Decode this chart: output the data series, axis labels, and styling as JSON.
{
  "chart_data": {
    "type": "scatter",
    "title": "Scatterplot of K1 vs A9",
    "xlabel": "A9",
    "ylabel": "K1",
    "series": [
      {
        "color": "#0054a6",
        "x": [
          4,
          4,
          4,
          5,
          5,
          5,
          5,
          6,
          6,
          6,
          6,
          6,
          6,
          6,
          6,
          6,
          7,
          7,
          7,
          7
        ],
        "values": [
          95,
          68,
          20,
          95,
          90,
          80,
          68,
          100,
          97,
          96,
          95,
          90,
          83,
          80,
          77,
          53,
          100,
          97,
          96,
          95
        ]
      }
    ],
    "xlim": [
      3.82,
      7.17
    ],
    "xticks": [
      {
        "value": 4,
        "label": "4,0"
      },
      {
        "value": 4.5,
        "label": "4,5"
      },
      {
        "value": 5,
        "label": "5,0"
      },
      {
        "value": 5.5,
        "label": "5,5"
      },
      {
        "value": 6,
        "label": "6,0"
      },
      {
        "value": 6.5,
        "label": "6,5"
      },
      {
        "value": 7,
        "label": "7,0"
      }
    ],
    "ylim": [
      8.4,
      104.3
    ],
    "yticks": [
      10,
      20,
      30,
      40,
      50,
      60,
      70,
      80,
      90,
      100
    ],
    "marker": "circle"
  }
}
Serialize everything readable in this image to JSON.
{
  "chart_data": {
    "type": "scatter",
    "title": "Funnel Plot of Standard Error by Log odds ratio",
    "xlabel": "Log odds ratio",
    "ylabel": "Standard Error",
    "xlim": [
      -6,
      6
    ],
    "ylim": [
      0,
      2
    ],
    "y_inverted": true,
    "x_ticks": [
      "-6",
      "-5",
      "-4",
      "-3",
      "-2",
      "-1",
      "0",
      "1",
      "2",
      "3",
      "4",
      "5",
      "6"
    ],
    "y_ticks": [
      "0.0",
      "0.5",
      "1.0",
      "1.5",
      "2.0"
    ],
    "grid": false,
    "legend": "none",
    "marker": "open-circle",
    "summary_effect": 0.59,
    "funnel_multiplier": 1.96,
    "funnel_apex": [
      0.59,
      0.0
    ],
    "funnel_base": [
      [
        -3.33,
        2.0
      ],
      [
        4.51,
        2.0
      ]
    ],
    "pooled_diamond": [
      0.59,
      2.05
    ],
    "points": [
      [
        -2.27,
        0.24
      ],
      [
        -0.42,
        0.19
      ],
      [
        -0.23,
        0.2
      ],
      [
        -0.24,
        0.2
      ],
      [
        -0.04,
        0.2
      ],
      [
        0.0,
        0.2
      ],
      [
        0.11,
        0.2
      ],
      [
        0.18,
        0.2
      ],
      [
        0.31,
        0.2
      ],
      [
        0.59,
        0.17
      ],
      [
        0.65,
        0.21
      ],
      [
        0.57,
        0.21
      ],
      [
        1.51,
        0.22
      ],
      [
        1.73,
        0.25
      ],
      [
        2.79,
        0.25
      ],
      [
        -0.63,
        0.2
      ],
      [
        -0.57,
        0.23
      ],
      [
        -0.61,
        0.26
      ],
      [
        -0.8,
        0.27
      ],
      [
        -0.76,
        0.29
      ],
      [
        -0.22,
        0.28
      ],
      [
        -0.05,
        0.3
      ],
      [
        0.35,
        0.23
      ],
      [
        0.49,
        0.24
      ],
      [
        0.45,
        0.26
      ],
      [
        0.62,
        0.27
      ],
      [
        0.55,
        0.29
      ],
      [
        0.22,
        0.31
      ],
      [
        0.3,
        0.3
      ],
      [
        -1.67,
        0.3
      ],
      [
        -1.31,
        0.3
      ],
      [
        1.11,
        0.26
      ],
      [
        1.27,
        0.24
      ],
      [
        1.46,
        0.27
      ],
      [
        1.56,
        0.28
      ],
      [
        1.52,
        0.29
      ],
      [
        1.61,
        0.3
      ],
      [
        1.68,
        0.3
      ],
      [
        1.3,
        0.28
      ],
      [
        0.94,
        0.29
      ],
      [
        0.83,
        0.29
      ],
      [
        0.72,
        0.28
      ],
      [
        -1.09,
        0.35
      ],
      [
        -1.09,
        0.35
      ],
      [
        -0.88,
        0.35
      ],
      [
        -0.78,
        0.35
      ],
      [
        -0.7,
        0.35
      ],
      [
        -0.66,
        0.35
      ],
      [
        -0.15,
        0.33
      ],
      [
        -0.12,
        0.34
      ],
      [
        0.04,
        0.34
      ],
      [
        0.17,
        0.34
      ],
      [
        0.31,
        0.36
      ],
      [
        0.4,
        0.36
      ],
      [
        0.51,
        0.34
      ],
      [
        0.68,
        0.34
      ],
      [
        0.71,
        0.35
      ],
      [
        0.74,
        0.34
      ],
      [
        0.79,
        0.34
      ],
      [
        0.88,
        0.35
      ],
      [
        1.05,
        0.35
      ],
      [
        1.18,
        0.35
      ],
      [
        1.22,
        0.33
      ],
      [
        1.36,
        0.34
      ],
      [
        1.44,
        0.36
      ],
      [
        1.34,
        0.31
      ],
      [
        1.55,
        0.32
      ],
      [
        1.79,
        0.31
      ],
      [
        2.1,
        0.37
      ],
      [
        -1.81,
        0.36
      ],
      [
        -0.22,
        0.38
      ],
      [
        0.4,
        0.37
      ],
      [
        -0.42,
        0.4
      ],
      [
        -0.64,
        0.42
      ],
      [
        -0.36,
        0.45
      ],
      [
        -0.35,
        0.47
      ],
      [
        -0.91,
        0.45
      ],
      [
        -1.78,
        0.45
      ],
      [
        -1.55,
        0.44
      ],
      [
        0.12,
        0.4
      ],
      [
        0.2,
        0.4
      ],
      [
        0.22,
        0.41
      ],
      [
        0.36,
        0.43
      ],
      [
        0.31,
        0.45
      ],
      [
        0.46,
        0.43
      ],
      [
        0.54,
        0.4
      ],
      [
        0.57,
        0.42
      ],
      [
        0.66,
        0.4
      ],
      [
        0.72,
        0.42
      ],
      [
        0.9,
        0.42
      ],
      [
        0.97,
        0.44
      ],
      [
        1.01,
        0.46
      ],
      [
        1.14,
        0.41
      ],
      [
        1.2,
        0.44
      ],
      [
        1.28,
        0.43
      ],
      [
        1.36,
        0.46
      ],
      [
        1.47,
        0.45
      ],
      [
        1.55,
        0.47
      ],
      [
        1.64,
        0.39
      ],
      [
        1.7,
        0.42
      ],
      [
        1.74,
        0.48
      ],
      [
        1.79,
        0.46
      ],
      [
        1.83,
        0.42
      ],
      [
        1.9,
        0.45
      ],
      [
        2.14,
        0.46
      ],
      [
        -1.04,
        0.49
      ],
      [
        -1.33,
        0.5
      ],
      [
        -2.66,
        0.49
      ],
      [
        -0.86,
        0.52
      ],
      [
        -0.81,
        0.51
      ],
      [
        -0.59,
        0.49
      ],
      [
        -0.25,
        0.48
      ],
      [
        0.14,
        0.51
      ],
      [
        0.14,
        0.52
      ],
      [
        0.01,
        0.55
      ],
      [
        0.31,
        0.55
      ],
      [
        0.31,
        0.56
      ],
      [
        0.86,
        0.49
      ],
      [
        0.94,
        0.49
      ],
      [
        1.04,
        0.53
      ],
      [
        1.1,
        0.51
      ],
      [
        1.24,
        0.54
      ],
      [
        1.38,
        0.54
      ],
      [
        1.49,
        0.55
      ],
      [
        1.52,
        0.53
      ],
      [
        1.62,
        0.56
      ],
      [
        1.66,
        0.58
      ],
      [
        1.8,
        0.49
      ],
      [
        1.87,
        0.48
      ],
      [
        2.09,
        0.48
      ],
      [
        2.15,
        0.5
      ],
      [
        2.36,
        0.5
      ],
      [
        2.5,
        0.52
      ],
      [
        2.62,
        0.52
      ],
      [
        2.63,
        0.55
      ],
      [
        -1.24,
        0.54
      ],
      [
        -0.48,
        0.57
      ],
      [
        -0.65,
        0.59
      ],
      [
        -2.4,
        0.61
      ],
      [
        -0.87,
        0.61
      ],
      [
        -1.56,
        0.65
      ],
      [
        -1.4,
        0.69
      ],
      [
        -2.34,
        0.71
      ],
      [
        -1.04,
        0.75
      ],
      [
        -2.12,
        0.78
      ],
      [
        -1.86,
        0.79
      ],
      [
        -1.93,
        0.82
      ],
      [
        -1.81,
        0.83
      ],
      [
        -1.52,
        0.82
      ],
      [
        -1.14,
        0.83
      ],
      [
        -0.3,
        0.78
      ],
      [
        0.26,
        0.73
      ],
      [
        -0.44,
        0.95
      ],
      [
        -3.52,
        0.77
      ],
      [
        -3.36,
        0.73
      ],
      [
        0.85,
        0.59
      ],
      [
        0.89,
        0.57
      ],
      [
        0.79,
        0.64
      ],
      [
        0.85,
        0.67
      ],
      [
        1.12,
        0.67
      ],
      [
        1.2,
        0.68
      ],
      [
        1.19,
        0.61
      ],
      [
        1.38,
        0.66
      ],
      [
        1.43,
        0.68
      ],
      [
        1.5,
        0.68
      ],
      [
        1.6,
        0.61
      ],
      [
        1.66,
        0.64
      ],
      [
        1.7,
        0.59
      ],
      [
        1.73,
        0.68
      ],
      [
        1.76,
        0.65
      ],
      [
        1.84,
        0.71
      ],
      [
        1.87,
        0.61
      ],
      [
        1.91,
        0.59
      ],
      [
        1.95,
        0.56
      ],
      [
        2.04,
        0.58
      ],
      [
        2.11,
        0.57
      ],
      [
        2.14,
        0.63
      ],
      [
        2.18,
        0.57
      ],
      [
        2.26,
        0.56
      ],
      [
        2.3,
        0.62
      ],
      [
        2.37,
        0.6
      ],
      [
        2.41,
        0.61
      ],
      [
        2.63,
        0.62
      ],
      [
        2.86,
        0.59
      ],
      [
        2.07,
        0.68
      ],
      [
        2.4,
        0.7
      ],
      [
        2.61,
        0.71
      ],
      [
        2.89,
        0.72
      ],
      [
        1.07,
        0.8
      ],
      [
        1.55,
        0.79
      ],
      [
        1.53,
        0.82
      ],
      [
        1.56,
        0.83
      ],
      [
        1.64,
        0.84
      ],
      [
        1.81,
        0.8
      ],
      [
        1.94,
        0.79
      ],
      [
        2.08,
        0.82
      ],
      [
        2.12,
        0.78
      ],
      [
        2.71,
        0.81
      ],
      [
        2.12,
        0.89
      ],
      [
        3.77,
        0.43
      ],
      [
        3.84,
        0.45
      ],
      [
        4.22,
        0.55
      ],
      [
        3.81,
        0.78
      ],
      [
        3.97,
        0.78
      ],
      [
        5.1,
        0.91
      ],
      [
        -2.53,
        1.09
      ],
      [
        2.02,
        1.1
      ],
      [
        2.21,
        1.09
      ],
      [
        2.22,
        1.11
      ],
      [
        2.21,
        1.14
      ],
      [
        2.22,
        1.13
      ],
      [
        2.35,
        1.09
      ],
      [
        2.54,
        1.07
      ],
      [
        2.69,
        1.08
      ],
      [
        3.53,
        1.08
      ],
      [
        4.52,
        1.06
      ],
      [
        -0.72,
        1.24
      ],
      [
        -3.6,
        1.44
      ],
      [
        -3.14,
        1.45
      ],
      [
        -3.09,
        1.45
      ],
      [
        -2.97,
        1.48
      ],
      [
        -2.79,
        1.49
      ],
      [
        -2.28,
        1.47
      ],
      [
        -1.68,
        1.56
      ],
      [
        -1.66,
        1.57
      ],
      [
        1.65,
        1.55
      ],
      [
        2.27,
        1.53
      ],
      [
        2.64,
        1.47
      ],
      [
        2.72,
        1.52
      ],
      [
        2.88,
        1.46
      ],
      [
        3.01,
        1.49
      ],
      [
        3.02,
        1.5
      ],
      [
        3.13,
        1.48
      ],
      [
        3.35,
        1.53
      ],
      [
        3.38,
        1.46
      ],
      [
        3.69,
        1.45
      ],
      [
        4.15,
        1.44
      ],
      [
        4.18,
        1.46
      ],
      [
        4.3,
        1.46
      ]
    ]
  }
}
◆ ◆ ◆ ◆ ◆ ◆ ◆
§ Problem to solve
Across the records, how many lines contain "ratio"? Only the number should be given.

§ Exercise solution
2